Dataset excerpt
— begin —

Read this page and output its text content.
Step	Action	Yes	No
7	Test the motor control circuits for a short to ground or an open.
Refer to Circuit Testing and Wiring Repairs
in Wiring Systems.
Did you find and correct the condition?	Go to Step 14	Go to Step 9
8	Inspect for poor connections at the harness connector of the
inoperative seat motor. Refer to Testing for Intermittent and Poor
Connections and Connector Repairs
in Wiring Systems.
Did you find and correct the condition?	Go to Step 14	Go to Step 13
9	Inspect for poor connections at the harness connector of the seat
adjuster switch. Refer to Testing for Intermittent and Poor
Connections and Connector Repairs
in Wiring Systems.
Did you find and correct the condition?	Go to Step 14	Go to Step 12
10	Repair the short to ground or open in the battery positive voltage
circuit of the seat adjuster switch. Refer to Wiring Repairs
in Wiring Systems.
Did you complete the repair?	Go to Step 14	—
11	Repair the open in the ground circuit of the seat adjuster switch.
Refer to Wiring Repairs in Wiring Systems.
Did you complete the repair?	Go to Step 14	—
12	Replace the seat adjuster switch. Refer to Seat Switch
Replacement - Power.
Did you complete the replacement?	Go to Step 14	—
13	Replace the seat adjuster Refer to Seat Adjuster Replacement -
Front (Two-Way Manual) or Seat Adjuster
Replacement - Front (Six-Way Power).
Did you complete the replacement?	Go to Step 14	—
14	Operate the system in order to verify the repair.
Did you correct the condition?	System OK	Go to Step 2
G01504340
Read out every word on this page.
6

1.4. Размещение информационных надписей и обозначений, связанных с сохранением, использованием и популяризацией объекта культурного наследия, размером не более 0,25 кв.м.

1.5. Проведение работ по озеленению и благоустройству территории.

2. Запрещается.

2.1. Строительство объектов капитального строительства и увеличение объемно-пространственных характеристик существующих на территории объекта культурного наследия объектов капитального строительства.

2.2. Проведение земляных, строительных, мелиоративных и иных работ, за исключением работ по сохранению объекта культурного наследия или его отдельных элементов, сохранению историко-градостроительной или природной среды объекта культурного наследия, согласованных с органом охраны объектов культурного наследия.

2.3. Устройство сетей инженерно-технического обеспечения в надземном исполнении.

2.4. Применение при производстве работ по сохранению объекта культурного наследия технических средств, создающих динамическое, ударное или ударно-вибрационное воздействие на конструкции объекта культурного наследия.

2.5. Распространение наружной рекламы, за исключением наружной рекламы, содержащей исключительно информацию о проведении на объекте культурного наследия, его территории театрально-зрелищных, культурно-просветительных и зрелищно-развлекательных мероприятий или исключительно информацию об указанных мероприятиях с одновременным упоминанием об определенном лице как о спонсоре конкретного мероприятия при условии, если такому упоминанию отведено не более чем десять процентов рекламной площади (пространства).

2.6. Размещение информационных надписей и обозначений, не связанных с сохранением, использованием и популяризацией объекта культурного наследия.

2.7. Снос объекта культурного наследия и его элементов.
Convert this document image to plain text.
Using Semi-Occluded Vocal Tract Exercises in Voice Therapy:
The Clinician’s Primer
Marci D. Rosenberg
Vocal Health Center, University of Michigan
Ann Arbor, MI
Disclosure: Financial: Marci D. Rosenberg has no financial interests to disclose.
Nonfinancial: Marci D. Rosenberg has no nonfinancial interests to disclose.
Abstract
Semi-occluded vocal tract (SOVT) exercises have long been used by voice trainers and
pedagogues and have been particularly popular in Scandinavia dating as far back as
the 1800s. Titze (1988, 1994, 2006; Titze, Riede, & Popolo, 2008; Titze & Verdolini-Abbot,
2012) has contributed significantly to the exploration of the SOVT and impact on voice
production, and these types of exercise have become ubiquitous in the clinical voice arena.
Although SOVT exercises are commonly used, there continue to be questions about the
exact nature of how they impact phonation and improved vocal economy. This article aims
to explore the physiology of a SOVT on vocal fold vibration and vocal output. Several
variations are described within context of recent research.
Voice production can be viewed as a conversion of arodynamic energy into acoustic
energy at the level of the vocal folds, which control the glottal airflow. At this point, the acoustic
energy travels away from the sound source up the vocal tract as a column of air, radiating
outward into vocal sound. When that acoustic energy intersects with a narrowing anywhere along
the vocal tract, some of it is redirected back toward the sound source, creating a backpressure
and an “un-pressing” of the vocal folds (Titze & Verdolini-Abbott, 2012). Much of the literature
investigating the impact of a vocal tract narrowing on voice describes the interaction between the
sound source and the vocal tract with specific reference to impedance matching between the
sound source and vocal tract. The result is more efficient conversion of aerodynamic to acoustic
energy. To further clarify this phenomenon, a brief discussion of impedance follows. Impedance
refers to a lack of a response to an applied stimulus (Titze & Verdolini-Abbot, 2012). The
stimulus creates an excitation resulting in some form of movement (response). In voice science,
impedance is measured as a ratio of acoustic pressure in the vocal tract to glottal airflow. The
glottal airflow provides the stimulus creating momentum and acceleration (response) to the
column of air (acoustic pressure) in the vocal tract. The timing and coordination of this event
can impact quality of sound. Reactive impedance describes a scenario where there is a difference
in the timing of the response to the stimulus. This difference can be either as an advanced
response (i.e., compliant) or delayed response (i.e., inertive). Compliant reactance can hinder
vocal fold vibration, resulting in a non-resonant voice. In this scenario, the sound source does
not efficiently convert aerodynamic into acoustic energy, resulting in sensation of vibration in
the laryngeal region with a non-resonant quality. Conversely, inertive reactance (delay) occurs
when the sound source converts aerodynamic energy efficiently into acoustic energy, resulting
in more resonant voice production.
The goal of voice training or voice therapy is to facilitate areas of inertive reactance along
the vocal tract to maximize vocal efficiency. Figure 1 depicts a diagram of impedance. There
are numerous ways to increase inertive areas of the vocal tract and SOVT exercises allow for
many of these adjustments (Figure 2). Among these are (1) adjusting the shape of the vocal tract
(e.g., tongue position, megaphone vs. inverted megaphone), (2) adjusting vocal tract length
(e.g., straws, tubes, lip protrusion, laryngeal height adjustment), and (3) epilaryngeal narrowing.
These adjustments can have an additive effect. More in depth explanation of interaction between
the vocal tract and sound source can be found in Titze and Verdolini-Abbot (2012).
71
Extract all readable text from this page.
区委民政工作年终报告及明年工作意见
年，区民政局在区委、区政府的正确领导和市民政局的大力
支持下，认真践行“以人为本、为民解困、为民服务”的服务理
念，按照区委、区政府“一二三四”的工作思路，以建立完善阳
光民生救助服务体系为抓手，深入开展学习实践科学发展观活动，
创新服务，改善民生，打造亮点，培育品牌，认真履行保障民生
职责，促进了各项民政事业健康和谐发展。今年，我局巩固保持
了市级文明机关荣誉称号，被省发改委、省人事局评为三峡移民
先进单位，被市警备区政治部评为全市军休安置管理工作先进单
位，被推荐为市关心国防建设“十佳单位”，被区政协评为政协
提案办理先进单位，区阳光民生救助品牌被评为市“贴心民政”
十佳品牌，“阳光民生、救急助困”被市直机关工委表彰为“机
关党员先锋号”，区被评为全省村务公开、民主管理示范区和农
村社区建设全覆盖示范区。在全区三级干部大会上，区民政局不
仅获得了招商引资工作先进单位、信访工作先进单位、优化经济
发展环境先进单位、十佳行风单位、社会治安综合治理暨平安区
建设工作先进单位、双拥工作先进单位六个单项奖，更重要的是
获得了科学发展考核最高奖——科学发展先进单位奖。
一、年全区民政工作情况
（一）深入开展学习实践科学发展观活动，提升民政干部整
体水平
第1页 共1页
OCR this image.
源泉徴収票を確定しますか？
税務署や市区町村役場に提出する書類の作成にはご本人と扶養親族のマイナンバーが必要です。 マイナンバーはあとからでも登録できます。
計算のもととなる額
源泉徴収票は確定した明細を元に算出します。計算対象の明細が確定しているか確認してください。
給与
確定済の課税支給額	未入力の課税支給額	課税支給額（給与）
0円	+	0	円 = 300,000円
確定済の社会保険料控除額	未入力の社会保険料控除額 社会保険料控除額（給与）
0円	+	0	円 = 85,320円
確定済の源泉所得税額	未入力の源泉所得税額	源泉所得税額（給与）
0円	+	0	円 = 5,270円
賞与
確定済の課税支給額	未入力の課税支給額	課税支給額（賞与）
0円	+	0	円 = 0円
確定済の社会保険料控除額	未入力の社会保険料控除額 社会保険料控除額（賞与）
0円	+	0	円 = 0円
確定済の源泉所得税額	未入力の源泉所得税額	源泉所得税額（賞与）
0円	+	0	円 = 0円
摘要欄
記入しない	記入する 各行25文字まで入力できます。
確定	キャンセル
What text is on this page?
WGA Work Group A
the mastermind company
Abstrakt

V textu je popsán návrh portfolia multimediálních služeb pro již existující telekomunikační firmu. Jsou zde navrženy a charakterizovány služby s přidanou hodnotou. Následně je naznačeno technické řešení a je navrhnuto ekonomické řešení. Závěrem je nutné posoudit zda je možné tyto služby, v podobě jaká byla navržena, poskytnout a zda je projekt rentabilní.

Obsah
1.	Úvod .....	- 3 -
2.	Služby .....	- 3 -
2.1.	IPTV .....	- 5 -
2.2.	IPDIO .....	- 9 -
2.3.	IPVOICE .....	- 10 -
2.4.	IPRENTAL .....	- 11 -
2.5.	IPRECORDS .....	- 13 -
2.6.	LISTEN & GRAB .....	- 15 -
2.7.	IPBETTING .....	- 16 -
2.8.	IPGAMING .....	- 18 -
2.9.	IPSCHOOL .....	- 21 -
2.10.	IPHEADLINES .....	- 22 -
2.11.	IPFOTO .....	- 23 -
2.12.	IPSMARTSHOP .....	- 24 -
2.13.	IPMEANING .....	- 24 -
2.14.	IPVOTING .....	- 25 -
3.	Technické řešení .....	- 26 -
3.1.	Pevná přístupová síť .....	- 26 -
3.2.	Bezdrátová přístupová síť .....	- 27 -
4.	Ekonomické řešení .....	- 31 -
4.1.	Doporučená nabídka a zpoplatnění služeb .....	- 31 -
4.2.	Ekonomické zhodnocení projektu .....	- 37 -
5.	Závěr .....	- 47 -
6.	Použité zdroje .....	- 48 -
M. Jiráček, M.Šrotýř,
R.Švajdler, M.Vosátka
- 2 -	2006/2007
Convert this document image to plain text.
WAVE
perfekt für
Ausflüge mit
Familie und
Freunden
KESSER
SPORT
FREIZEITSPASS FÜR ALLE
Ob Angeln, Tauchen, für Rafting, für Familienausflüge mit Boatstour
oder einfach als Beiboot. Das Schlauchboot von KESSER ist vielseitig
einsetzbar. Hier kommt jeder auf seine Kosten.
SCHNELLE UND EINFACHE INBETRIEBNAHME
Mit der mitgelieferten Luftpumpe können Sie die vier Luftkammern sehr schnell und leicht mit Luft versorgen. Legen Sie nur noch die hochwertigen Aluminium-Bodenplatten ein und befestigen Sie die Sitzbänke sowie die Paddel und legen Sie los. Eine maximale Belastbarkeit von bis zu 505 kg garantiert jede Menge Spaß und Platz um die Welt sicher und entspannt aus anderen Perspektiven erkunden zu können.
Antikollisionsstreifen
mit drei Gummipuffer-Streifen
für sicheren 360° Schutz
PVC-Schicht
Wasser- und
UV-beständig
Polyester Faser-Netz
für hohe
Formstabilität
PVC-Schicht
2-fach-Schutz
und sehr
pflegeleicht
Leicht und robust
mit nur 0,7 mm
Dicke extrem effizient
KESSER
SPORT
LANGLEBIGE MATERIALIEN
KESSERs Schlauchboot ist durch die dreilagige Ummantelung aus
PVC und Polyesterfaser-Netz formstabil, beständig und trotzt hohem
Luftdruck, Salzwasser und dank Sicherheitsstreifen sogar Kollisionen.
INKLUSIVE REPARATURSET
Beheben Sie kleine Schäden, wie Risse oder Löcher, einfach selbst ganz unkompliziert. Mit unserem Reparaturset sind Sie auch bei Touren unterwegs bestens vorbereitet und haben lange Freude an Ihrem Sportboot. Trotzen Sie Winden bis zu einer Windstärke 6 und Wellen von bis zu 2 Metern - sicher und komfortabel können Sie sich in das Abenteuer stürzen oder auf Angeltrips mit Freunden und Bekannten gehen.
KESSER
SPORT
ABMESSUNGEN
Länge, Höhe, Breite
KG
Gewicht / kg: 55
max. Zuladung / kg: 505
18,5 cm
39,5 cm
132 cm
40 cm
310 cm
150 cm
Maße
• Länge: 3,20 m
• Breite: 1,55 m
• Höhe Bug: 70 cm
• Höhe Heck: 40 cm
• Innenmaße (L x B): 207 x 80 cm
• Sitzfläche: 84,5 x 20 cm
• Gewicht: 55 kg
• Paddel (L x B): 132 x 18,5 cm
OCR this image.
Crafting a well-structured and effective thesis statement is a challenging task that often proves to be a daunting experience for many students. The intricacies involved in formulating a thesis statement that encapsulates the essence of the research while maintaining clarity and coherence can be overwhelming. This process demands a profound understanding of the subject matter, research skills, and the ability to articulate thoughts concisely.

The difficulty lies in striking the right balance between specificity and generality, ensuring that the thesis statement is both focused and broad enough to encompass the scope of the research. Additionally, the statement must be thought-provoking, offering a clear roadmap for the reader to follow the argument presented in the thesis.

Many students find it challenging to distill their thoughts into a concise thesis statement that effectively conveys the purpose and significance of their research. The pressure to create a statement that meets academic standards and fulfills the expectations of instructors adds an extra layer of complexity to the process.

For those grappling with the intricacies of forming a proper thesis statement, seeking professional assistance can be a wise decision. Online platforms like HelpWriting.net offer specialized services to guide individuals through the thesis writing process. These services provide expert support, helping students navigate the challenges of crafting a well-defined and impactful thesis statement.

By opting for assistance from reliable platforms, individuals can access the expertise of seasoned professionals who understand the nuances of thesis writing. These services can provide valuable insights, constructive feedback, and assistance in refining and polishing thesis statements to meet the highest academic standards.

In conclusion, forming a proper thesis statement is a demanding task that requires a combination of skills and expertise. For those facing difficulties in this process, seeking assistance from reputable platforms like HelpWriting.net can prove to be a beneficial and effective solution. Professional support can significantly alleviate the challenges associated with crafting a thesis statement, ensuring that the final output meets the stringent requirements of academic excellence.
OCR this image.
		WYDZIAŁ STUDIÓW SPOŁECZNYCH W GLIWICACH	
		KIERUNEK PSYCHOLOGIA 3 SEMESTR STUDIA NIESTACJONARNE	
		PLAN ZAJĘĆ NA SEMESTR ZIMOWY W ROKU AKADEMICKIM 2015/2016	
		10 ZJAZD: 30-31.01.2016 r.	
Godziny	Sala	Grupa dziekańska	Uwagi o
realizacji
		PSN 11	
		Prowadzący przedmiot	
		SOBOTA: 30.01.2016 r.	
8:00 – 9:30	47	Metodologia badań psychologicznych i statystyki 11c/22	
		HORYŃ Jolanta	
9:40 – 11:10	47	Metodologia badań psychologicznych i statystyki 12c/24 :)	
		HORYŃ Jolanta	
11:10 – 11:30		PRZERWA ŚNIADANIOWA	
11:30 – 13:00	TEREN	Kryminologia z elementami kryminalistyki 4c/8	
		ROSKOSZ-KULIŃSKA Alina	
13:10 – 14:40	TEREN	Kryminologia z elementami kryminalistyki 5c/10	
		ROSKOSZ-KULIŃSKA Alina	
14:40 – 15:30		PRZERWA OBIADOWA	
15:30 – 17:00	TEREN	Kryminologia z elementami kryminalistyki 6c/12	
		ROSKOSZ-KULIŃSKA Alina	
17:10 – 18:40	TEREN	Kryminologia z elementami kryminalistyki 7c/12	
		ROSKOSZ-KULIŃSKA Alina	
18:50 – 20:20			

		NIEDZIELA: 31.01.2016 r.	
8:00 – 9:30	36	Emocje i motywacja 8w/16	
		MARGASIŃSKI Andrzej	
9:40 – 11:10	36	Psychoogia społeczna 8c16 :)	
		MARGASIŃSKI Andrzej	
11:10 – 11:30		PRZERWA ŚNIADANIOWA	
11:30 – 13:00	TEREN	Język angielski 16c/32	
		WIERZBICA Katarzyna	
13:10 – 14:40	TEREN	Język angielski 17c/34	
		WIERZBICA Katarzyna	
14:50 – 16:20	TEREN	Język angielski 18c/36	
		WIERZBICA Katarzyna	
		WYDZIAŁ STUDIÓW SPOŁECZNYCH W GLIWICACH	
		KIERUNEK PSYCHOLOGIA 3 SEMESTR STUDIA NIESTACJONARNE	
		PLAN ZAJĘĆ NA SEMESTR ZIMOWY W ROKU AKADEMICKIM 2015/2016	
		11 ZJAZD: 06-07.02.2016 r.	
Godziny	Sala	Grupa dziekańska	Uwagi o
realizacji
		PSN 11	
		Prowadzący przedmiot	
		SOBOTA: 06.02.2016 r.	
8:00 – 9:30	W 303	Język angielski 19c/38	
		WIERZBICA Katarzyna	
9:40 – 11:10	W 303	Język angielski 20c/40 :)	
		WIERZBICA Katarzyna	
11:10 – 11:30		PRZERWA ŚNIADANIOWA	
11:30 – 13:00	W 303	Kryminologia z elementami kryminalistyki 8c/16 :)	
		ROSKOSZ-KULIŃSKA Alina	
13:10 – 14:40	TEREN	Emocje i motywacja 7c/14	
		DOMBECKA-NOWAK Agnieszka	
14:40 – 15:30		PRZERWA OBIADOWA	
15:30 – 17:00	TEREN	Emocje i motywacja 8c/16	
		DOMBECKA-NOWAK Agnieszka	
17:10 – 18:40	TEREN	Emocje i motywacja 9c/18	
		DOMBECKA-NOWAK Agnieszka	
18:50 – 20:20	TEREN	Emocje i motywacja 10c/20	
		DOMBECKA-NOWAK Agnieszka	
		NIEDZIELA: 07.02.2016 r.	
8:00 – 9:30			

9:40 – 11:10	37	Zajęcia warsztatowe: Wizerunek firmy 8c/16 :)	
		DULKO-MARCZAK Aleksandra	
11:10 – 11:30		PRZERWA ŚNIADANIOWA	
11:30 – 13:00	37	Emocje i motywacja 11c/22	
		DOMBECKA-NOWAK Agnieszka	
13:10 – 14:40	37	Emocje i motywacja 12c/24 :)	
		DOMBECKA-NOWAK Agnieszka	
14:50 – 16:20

— end —

> **WHAT TO DO**
In the listing above, how many lines hold the word "badań"? Give the number and nothing more.

> **RESPONSE TO THIS EXERCISE**
2